[Your objective] Locate all lines with the word "Trong". Copy them.

[Raw records]

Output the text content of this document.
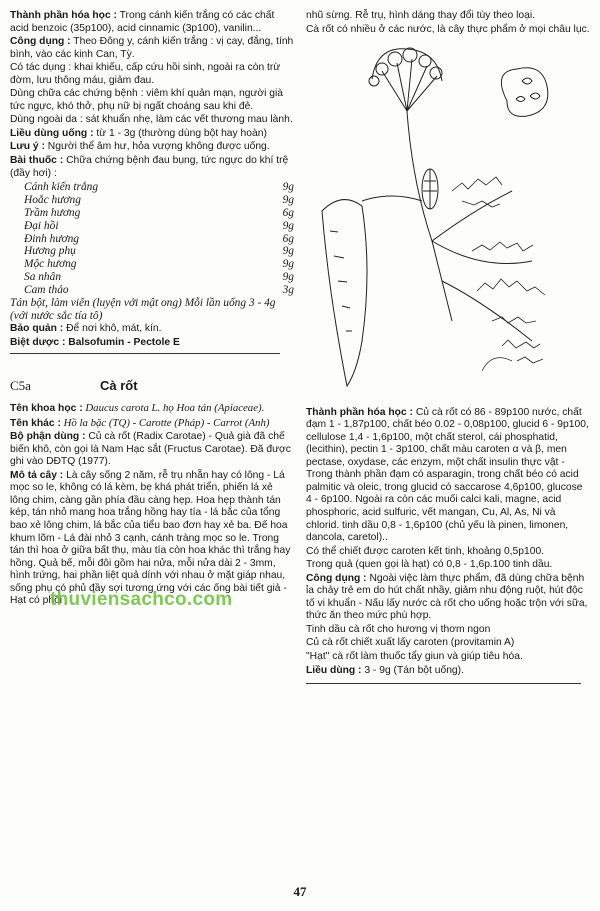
Thành phần hóa học : Trong cánh kiến trắng có các chất acid benzoic (35p100), acid cinnamic (3p100), vanilin...

Công dụng : Theo Đông y, cánh kiến trắng : vị cay, đắng, tính bình, vào các kinh Can, Tỳ.

Có tác dụng : khai khiếu, cấp cứu hồi sinh, ngoài ra còn trừ đờm, lưu thông máu, giảm đau.

Dùng chữa các chứng bệnh : viêm khí quản mạn, người già tức ngực, khó thở, phụ nữ bị ngất choáng sau khi đẻ.

Dùng ngoài da : sát khuẩn nhẹ, làm các vết thương mau lành.

Liều dùng uống : từ 1 - 3g (thường dùng bột hay hoàn)

Lưu ý : Người thể âm hư, hỏa vượng không được uống.

Bài thuốc : Chữa chứng bệnh đau bụng, tức ngực do khí trệ (đầy hơi) :

Cánh kiến trắng	9g
Hoắc hương	9g
Trầm hương	6g
Đại hồi	9g
Đinh hương	6g
Hương phụ	9g
Mộc hương	9g
Sa nhân	9g
Cam thảo	3g

Tán bột, làm viên (luyện với mật ong) Mỗi lần uống 3 - 4g (với nước sắc tía tô)

Bảo quản : Để nơi khô, mát, kín.

Biệt dược : Balsofumin - Pectole E

C5a	Cà rốt

Tên khoa học : Daucus carota L. họ Hoa tán (Apiaceae).

Tên khác : Hồ la bặc (TQ) - Carotte (Pháp) - Carrot (Anh)

Bộ phận dùng : Củ cà rốt (Radix Carotae) - Quả già đã chế biến khô, còn gọi là Nam Hạc sắt (Fructus Carotae). Đã được ghi vào DĐTQ (1977).

Mô tả cây : Là cây sống 2 năm, rễ trụ nhẵn hay có lông - Lá mọc so le, không có lá kèm, bẹ khá phát triển, phiến lá xẻ lông chim, càng gần phía đầu càng hẹp. Hoa hẹp thành tán kép, tán nhỏ mang hoa trắng hồng hay tía - lá bắc của tổng bao xẻ lông chim, lá bắc của tiểu bao đơn hay xẻ ba. Đế hoa khum lõm - Lá đài nhỏ 3 cạnh, cánh tràng mọc so le. Trong tán thì hoa ở giữa bất thụ, màu tía còn hoa khác thì trắng hay hồng. Quả bế, mỗi đôi gồm hai nửa, mỗi nửa dài 2 - 3mm, hình trứng, hai phần liệt quả dính với nhau ở mặt giáp nhau, sống phụ có phủ đầy sợi tương ứng với các ống bài tiết giả - Hạt có phôi

nhũ sừng. Rễ trụ, hình dáng thay đổi tùy theo loại.

Cà rốt có nhiều ở các nước, là cây thực phẩm ở mọi châu lục.

Thành phần hóa học : Củ cà rốt có 86 - 89p100 nước, chất đạm 1 - 1,87p100, chất béo 0.02 - 0,08p100, glucid 6 - 9p100, cellulose 1,4 - 1,6p100, một chất sterol, cái phosphatid, (lecithin), pectin 1 - 3p100, chất màu caroten α và β, men pectase, oxydase, các enzym, một chất insulin thực vật - Trong thành phần đạm có asparagin, trong chất béo có acid palmitic và oleic, trong glucid có saccarose 4,6p100, glucose 4 - 6p100. Ngoài ra còn các muối calci kali, magne, acid phosphoric, acid sulfuric, vết mangan, Cu, Al, As, Ni và chlorid. tinh dầu 0,8 - 1,6p100 (chủ yếu là pinen, limonen, dancola, caretol)..

Có thể chiết được caroten kết tinh, khoảng 0,5p100.

Trong quả (quen gọi là hạt) có 0,8 - 1,6p.100 tinh dầu.

Công dụng : Ngoài việc làm thực phẩm, đã dùng chữa bệnh ỉa chảy trẻ em do hút chất nhầy, giảm nhu động ruột, hút độc tố vi khuẩn - Nấu lấy nước cà rốt cho uống hoặc trộn với sữa, thức ăn theo mức phù hợp.

Tinh dầu cà rốt cho hương vị thơm ngon

Củ cà rốt chiết xuất lấy caroten (provitamin A)

"Hạt" cà rốt làm thuốc tẩy giun và giúp tiêu hóa.

Liều dùng : 3 - 9g (Tán bột uống).

thuviensachco.com
47
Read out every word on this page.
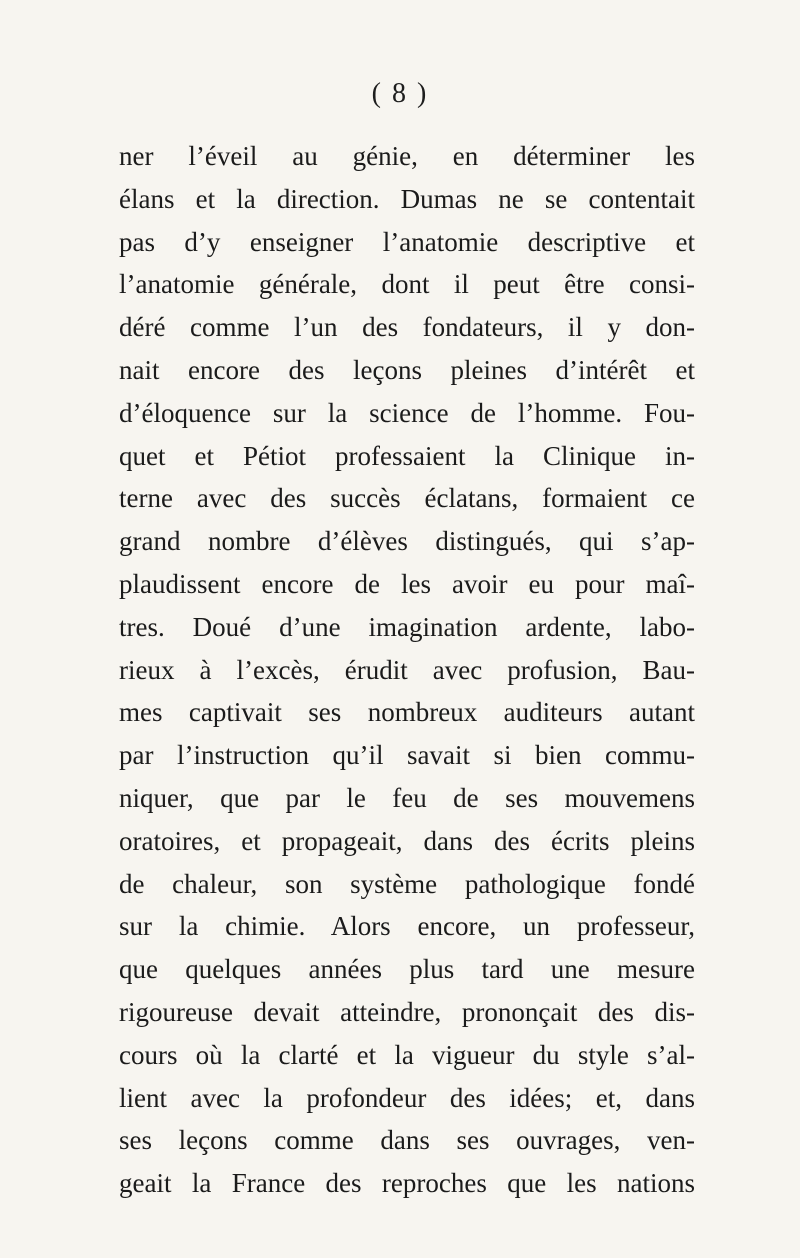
( 8 )
ner l’éveil au génie, en déterminer les
élans et la direction. Dumas ne se contentait
pas d’y enseigner l’anatomie descriptive et
l’anatomie générale, dont il peut être consi-
déré comme l’un des fondateurs, il y don-
nait encore des leçons pleines d’intérêt et
d’éloquence sur la science de l’homme. Fou-
quet et Pétiot professaient la Clinique in-
terne avec des succès éclatans, formaient ce
grand nombre d’élèves distingués, qui s’ap-
plaudissent encore de les avoir eu pour maî-
tres. Doué d’une imagination ardente, labo-
rieux à l’excès, érudit avec profusion, Bau-
mes captivait ses nombreux auditeurs autant
par l’instruction qu’il savait si bien commu-
niquer, que par le feu de ses mouvemens
oratoires, et propageait, dans des écrits pleins
de chaleur, son système pathologique fondé
sur la chimie. Alors encore, un professeur,
que quelques années plus tard une mesure
rigoureuse devait atteindre, prononçait des dis-
cours où la clarté et la vigueur du style s’al-
lient avec la profondeur des idées; et, dans
ses leçons comme dans ses ouvrages, ven-
geait la France des reproches que les nations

[Correct result]
Thành phần hóa học : Trong cánh kiến trắng có các chất acid benzoic (35p100), acid cinnamic (3p100), vanilin...
Mô tả cây : Là cây sống 2 năm, rễ trụ nhẵn hay có lông - Lá mọc so le, không có lá kèm, bẹ khá phát triển, phiến lá xẻ lông chim, càng gần phía đầu càng hẹp. Hoa hẹp thành tán kép, tán nhỏ mang hoa trắng hồng hay tía - lá bắc của tổng bao xẻ lông chim, lá bắc của tiểu bao đơn hay xẻ ba. Đế hoa khum lõm - Lá đài nhỏ 3 cạnh, cánh tràng mọc so le. Trong tán thì hoa ở giữa bất thụ, màu tía còn hoa khác thì trắng hay hồng. Quả bế, mỗi đôi gồm hai nửa, mỗi nửa dài 2 - 3mm, hình trứng, hai phần liệt quả dính với nhau ở mặt giáp nhau, sống phụ có phủ đầy sợi tương ứng với các ống bài tiết giả - Hạt có phôi
Thành phần hóa học : Củ cà rốt có 86 - 89p100 nước, chất đạm 1 - 1,87p100, chất béo 0.02 - 0,08p100, glucid 6 - 9p100, cellulose 1,4 - 1,6p100, một chất sterol, cái phosphatid, (lecithin), pectin 1 - 3p100, chất màu caroten α và β, men pectase, oxydase, các enzym, một chất insulin thực vật - Trong thành phần đạm có asparagin, trong chất béo có acid palmitic và oleic, trong glucid có saccarose 4,6p100, glucose 4 - 6p100. Ngoài ra còn các muối calci kali, magne, acid phosphoric, acid sulfuric, vết mangan, Cu, Al, As, Ni và chlorid. tinh dầu 0,8 - 1,6p100 (chủ yếu là pinen, limonen, dancola, caretol)..
Trong quả (quen gọi là hạt) có 0,8 - 1,6p.100 tinh dầu.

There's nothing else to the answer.